::: DATASET :::

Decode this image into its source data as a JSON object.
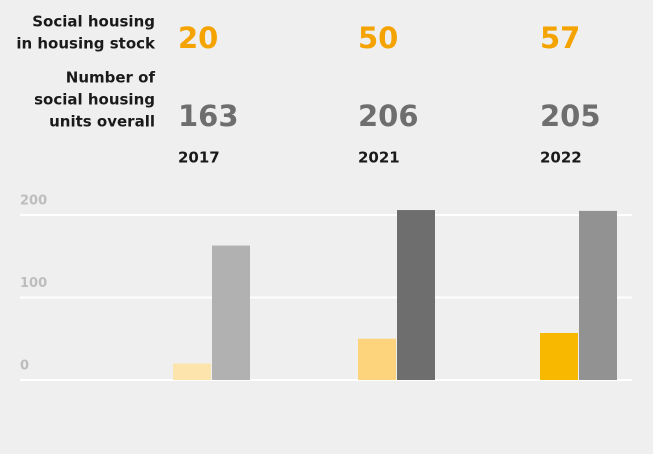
{
  "chart_data": {
    "type": "bar",
    "categories": [
      "2017",
      "2021",
      "2022"
    ],
    "series": [
      {
        "label": [
          "Social housing",
          "in housing stock"
        ],
        "values": [
          20,
          50,
          57
        ],
        "color": "#f5a300",
        "colors": [
          "#fde4ad",
          "#fdd47c",
          "#f9b800"
        ]
      },
      {
        "label": [
          "Number of",
          "social housing",
          "units overall"
        ],
        "values": [
          163,
          206,
          205
        ],
        "color": "#6e6e6e",
        "colors": [
          "#b1b1b1",
          "#6e6e6e",
          "#929292"
        ]
      }
    ],
    "ylim": [
      0,
      200
    ],
    "yticks": [
      0,
      100,
      200
    ],
    "grid": true
  }
}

:::

Skip the pictures, then retype every line above exactly.

• SOLUTION:
Decode this image into its source data as a JSON object.
{
  "chart_data": {
    "type": "bar",
    "categories": [
      "2017",
      "2021",
      "2022"
    ],
    "series": [
      {
        "label": [
          "Social housing",
          "in housing stock"
        ],
        "values": [
          20,
          50,
          57
        ],
        "color": "#f5a300",
        "colors": [
          "#fde4ad",
          "#fdd47c",
          "#f9b800"
        ]
      },
      {
        "label": [
          "Number of",
          "social housing",
          "units overall"
        ],
        "values": [
          163,
          206,
          205
        ],
        "color": "#6e6e6e",
        "colors": [
          "#b1b1b1",
          "#6e6e6e",
          "#929292"
        ]
      }
    ],
    "ylim": [
      0,
      200
    ],
    "yticks": [
      0,
      100,
      200
    ],
    "grid": true
  }
}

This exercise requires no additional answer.